--- Brano di lettura ---

Ascanio Celestini: a tu per tu con il “narratore di storie”

Una bella chiacchierata con il narratore di storie per eccellenza, prima del suo spettacolo di domenica 1 settembre al Catona Sport Village, “Le Nozze di Antigone”

foto di ©Pasqualini/MUSA

Ascanio Celestini non ha bisogno di presentazioni. Narratore di storie per eccellenza, col suo modo unico di raccontarle. Affabulando, divertendo, facendo riflettere, con quel romanesco che non guasta. Pasoliniano doc, “cercatore degli ultimi”, non dell’operaio che non arriva a fine mese, insomma, “ma di quello che il mese neanche lo inizia”. Premio UBU per la sua ricerca della storia dentro le storie. Oltre al teatro al suo attivo ha il cinema (La pecora nera, Mio fratello è figlio unico, per intenderci), la letteratura, la musica e anche le streghe (le prime storie che ascoltava dalla nonna da bambino). Con lui noi di CULT abbiamo fatto una piacevole chiacchierata prima dello spettacolo che porterà in scena domenica 1° settembre al Catona Sport Village, nell’ambito della prima edizione dell’OltreMare Fest con le musiche di Gianluca Casadei.

È il suo primo spettacolo teatrale a Reggio, anche se c’è stato per girare un film e si aspetta un pubblico attento e determinato, perché difficilmente “si va a teatro come alternativa all’aperitivo”. E la sua riscrittura de Le nozze di Antigone, senza dubbio rapirà tutti.

Ascanio Celestini, cos’è per te il teatro?

---

Il tuo obiettivo:
Prosegui l'intervista ad Ascanio Celestini cominciando subito dopo l'ultima domanda riportata.

--- Materiale fornito ---

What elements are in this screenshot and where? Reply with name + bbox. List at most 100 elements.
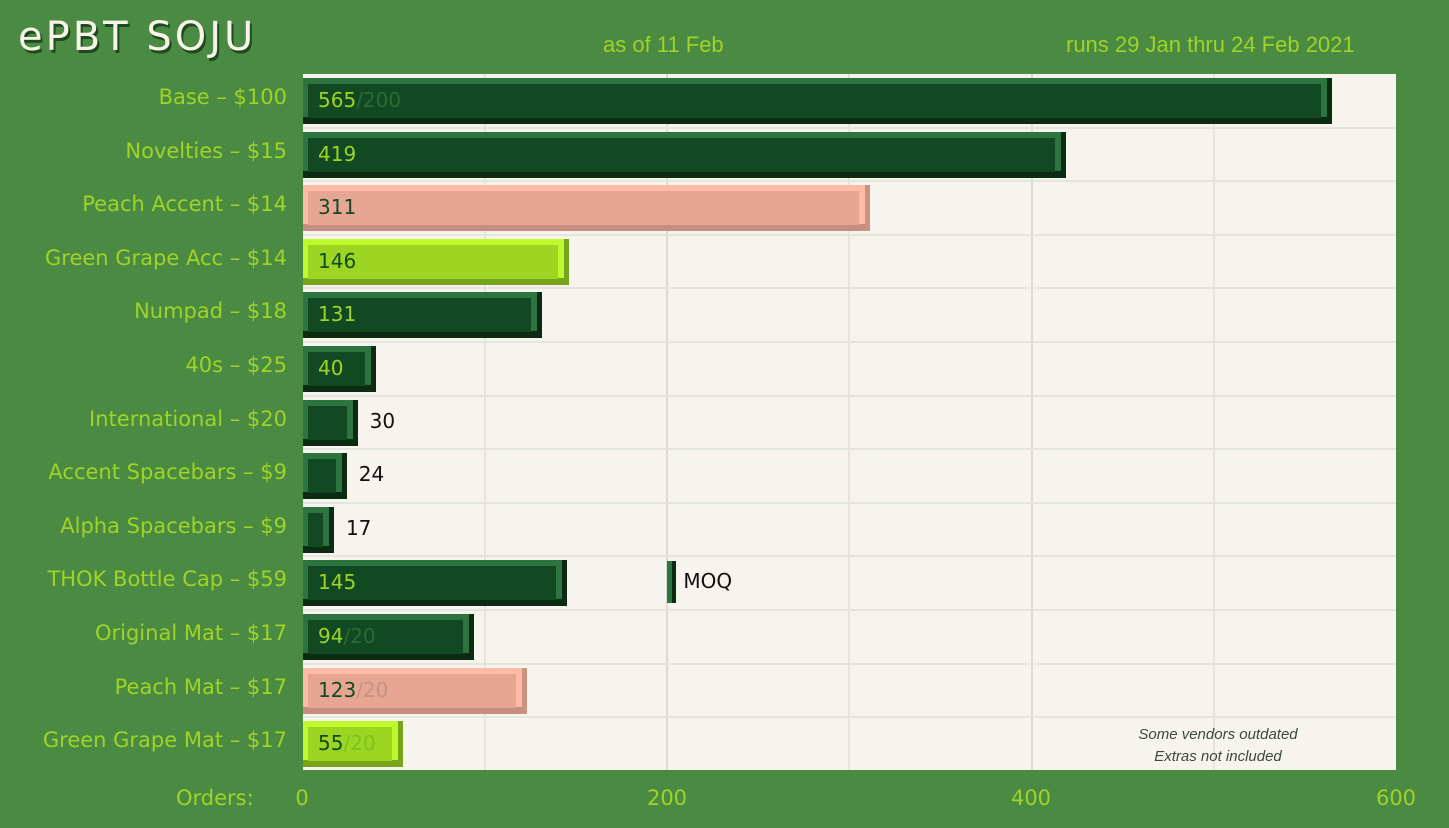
gridline xyxy=(848,74,850,770)
gridline xyxy=(303,448,1396,451)
moq-target: /200 xyxy=(356,88,402,112)
bar-face xyxy=(308,673,517,708)
bar-value: 30 xyxy=(369,408,396,433)
bar: 311 xyxy=(303,185,870,232)
bar-face xyxy=(308,566,557,601)
bar-face xyxy=(308,244,558,279)
x-tick-0: 0 xyxy=(295,786,309,810)
bar-value: 40 xyxy=(318,356,343,380)
bar-face xyxy=(308,727,393,762)
gridline xyxy=(303,180,1396,183)
order-count: 146 xyxy=(318,248,357,273)
bar-shadow xyxy=(303,492,342,500)
x-tick-200: 200 xyxy=(646,786,688,810)
order-count: 565 xyxy=(318,88,357,112)
bar-shadow xyxy=(303,545,329,553)
order-count: 123 xyxy=(318,677,357,702)
bar: 419 xyxy=(303,131,1067,178)
bar: 94/20 xyxy=(303,614,475,660)
bar: 146 xyxy=(303,238,569,285)
gridline xyxy=(303,394,1396,397)
note-extras: Extras not included xyxy=(1154,748,1282,765)
gridline xyxy=(303,662,1396,665)
category-label: Peach Mat – $17 xyxy=(114,674,287,699)
bar: 145 xyxy=(303,560,568,607)
bar-shadow xyxy=(303,599,563,607)
bar xyxy=(303,399,358,446)
gridline xyxy=(303,126,1396,129)
bar-shadow xyxy=(303,277,564,285)
as-of-date: as of 11 Feb xyxy=(603,32,724,57)
category-label: Accent Spacebars – $9 xyxy=(48,460,287,485)
category-label: Green Grape Mat – $17 xyxy=(42,728,287,753)
bar-shadow xyxy=(303,224,865,232)
bar-shadow xyxy=(303,117,1328,124)
category-label: Base – $100 xyxy=(158,85,287,109)
category-label: Original Mat – $17 xyxy=(94,621,287,645)
note-vendors: Some vendors outdated xyxy=(1138,726,1298,743)
bar: 55/20 xyxy=(303,721,404,768)
bar xyxy=(303,506,334,553)
moq-label: MOQ xyxy=(683,569,733,594)
x-axis-title: Orders: xyxy=(176,786,254,810)
category-label: 40s – $25 xyxy=(185,353,287,377)
bar-face xyxy=(308,84,1322,118)
bar-face xyxy=(308,137,1056,172)
bar-face xyxy=(308,620,464,654)
plot-area: 565/200 419 311 146 131 40 30 24 17 145 94/20 123/2… xyxy=(303,74,1396,770)
x-tick-600: 600 xyxy=(1375,786,1417,810)
bar-value: 419 xyxy=(318,142,356,166)
bar-face xyxy=(308,191,859,226)
bar-value: 565/200 xyxy=(318,88,401,112)
bar-shadow xyxy=(303,653,470,660)
bar-value: 94/20 xyxy=(318,624,376,648)
category-label: Peach Accent – $14 xyxy=(82,192,287,217)
category-label: Novelties – $15 xyxy=(125,138,287,163)
bar-face xyxy=(308,298,531,333)
gridline xyxy=(484,74,486,770)
bar-shadow xyxy=(303,331,537,339)
bar-shadow xyxy=(303,170,1062,178)
category-label: THOK Bottle Cap – $59 xyxy=(47,567,287,592)
bar-face xyxy=(308,405,347,440)
bar-value: 55/20 xyxy=(318,731,376,755)
bar-value: 146 xyxy=(318,249,356,273)
gridline xyxy=(303,287,1396,290)
gridline xyxy=(303,555,1396,558)
bar-shadow xyxy=(303,706,523,714)
order-count: 55 xyxy=(318,731,344,756)
bar-value: 311 xyxy=(318,195,356,219)
bar-face xyxy=(308,352,365,386)
bar: 565/200 xyxy=(303,78,1333,124)
moq-marker xyxy=(667,561,677,604)
order-count: 131 xyxy=(318,302,357,327)
category-label: Alpha Spacebars – $9 xyxy=(60,513,287,538)
category-label: Numpad – $18 xyxy=(134,299,287,324)
chart-title: ePBT SOJU xyxy=(18,14,257,60)
moq-target: /20 xyxy=(343,624,376,648)
order-count: 40 xyxy=(318,356,344,380)
bar-value: 17 xyxy=(345,515,372,540)
gridline xyxy=(303,716,1396,719)
run-dates: runs 29 Jan thru 24 Feb 2021 xyxy=(1066,32,1355,57)
bar: 123/20 xyxy=(303,667,528,714)
bar-shadow xyxy=(303,385,371,392)
gridline xyxy=(303,501,1396,504)
bar-shadow xyxy=(303,438,353,446)
gridline xyxy=(1031,74,1033,770)
bar-shadow xyxy=(303,760,399,768)
gridline xyxy=(303,341,1396,343)
bar-value: 24 xyxy=(358,462,385,487)
gridline xyxy=(303,609,1396,611)
x-tick-400: 400 xyxy=(1010,786,1052,810)
bar-face xyxy=(308,512,323,547)
category-label: International – $20 xyxy=(89,406,287,431)
order-count: 145 xyxy=(318,570,357,595)
bar-face xyxy=(308,459,336,494)
bar xyxy=(303,453,347,500)
category-label: Green Grape Acc – $14 xyxy=(45,245,287,270)
bar-value: 145 xyxy=(318,570,356,594)
gridline xyxy=(666,74,668,770)
order-count: 419 xyxy=(318,141,357,166)
order-count: 94 xyxy=(318,624,344,648)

---

Risultato richiesto:
“Io ho cominciato a fare teatro quando studiavo antropologia e facevo ricerca sul campo. Raccoglievo storie e la sensazione che avevo era che queste storie che andavo a raccogliere in contesti dove c’era una grande vitalità, queste storie decontestualizzate quindi portate via da quel contesto morivano. Era un po’ come studiare il corpo umano sui cadaveri, era molto bello come studio, però, poi a me la cosa che piaceva di più, più che la storia era il contesto. Per cui il teatro per me è stato, è il luogo nel quale le storie potevano ricominciare a prendere vita, ad essere ricontestualizzate. Questo è per me il teatro: un luogo dove i racconti sono vivi come nella realtà”.

Nei tuoi “affreschi” ci sono le periferie, gli immigrati, gli operai, il carcere, i manicomi, la guerra, gli “ultimi” diciamo così. Perché?

“Per tanti motivi, il primo è che di molti sappiamo tutto. Raccontare del calcio, della politica, certe storie, certi personaggi, di una certa tipologia di esseri umani già è tutto raccontato e quindi non vale la pena aggiungere altro. L’artista ha questo compito e anche questa grande opportunità di fare luce dove luce non c’è. E poi perché l’artista racconta l’essere umano e l’essere umano quando vive in una condizione di disagio è più visibile. Perché un campione di calcio mostra al mondo quello che vuole, un detenuto in una cella non ce la fa a mostrarsi come vorrebbe, si mostra per quello che è. Per cui a me il detenuto interessa più del campione di calcio o del presidente del Consiglio, insomma”.

Parliamo di Pasolini. Lo omaggi sin dall’inizio, con Cicoria, Radio Clandestina, Museo Pasolini. Cosa ti lega a lui? Ho letto da qualche parte che quello che ti affascina di più è il suo interesse per l’alterità piuttosto che per l’identità…

“Sì nel senso che si è sempre, nonostante la sua vita personale sia presente in tutto quello che ha prodotto, c’è sempre un’attenzione per l’altro, continua.

C’è una cosa poi che lui scrive da subito, già negli anni ’40 e che ripeterà fino alla morte, cioè che l’intellettuale è borghese, è inevitabilmente borghese perché è andato a scuola, sa leggere e scrivere, conosce la musica, insomma ha una formazione sicuramente borghese.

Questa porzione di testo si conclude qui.